Go through the listing and return every line with "snowy" in it.

Records =>
— BEGIN —

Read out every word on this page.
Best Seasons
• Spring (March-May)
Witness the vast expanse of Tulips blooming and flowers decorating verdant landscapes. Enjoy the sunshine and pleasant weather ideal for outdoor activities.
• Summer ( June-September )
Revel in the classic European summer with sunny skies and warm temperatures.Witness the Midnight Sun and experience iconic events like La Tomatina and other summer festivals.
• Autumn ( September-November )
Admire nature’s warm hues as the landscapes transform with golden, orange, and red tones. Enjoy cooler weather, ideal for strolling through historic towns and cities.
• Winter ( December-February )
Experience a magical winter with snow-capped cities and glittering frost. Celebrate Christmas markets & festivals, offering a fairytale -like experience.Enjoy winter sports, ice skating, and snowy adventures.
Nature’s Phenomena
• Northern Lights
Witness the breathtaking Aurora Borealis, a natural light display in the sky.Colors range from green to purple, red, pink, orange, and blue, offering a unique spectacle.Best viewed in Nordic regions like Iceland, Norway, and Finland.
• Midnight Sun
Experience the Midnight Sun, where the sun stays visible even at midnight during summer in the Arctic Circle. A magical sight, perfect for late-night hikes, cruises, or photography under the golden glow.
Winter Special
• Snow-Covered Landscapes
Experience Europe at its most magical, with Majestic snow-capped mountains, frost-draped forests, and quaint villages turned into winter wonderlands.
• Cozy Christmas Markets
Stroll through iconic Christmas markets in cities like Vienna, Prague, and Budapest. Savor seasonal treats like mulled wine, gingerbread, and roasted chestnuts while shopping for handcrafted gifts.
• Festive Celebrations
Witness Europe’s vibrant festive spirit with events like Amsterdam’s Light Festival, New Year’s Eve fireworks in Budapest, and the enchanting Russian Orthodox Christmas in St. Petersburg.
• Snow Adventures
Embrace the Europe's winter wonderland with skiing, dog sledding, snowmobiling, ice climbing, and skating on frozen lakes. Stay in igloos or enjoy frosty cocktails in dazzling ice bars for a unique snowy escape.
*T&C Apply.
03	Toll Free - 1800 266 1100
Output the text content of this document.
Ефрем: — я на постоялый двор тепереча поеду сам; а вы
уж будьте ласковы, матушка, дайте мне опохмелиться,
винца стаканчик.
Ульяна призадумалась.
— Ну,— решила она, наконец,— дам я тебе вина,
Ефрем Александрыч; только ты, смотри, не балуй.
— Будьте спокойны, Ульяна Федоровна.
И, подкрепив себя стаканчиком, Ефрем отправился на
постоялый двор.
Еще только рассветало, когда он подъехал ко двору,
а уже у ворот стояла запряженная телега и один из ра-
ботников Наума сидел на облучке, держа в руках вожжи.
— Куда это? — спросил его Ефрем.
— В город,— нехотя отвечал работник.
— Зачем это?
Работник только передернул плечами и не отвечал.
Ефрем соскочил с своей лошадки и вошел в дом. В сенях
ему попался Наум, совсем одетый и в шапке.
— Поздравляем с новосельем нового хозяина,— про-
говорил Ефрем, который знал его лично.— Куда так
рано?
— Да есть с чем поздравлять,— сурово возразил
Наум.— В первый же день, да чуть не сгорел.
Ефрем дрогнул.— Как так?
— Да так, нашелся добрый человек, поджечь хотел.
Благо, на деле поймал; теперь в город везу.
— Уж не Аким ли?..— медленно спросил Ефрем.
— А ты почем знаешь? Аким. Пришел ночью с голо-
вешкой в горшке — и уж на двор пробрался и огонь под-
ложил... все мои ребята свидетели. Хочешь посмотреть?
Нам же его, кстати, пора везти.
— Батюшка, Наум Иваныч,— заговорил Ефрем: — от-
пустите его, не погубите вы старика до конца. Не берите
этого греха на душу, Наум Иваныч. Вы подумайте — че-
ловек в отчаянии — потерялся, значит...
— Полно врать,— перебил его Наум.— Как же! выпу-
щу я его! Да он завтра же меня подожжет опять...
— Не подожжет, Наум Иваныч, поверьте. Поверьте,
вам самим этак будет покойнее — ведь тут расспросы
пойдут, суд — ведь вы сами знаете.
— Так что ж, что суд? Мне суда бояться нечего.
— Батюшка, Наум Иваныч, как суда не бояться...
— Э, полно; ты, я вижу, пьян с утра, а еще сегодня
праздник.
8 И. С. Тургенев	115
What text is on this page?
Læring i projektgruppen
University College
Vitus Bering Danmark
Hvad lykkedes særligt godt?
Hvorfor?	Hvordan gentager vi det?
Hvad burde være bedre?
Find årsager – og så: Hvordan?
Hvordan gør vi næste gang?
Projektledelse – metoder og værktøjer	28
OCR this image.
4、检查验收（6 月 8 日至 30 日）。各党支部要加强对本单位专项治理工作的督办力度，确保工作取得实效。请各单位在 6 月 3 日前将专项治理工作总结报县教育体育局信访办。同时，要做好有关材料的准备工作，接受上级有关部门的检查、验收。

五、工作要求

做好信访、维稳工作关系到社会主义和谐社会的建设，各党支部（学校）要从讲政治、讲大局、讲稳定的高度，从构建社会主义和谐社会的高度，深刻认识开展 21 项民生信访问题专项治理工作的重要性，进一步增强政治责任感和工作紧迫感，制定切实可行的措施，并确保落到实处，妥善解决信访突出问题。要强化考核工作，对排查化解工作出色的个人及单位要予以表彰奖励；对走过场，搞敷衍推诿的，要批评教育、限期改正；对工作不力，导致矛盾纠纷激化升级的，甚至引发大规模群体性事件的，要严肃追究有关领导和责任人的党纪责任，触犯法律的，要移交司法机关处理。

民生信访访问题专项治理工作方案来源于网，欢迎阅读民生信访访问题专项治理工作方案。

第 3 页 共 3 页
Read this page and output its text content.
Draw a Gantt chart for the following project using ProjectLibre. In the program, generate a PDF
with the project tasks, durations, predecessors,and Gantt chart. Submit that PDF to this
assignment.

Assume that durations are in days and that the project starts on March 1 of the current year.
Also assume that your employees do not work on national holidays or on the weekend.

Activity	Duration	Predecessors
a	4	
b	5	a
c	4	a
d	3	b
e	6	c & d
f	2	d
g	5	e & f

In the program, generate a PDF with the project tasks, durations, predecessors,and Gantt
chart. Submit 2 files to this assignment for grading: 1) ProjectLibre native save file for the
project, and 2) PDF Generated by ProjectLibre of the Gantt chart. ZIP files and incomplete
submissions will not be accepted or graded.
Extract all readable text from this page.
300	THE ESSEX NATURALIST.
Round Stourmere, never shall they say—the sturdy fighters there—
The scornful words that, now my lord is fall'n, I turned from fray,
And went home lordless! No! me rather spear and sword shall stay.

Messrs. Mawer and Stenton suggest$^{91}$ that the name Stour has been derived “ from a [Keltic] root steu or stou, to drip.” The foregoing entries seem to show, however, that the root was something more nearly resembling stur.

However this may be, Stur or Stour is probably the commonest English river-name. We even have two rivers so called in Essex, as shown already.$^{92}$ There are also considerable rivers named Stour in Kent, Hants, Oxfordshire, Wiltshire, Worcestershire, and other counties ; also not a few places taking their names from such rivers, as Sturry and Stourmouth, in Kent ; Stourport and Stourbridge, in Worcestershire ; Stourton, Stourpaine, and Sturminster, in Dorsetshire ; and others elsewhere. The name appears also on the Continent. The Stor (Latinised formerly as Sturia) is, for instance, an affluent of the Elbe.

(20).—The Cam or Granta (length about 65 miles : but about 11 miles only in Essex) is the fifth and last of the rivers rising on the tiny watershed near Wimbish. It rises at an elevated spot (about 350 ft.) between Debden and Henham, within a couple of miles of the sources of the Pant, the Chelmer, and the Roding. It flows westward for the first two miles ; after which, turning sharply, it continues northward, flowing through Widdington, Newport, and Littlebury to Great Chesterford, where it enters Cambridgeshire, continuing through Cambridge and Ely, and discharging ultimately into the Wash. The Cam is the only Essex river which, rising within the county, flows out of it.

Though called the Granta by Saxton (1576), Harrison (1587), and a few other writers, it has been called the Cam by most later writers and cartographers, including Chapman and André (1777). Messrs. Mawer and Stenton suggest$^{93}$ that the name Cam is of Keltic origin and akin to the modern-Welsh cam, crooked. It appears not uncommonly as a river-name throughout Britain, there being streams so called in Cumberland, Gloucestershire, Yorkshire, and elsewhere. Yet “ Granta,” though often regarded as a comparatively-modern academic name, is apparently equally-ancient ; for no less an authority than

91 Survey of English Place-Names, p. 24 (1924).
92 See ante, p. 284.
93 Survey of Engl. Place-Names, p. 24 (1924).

— END —

Output =>
Experience a magical winter with snow-capped cities and glittering frost. Celebrate Christmas markets & festivals, offering a fairytale -like experience.Enjoy winter sports, ice skating, and snowy adventures.
Embrace the Europe's winter wonderland with skiing, dog sledding, snowmobiling, ice climbing, and skating on frozen lakes. Stay in igloos or enjoy frosty cocktails in dazzling ice bars for a unique snowy escape.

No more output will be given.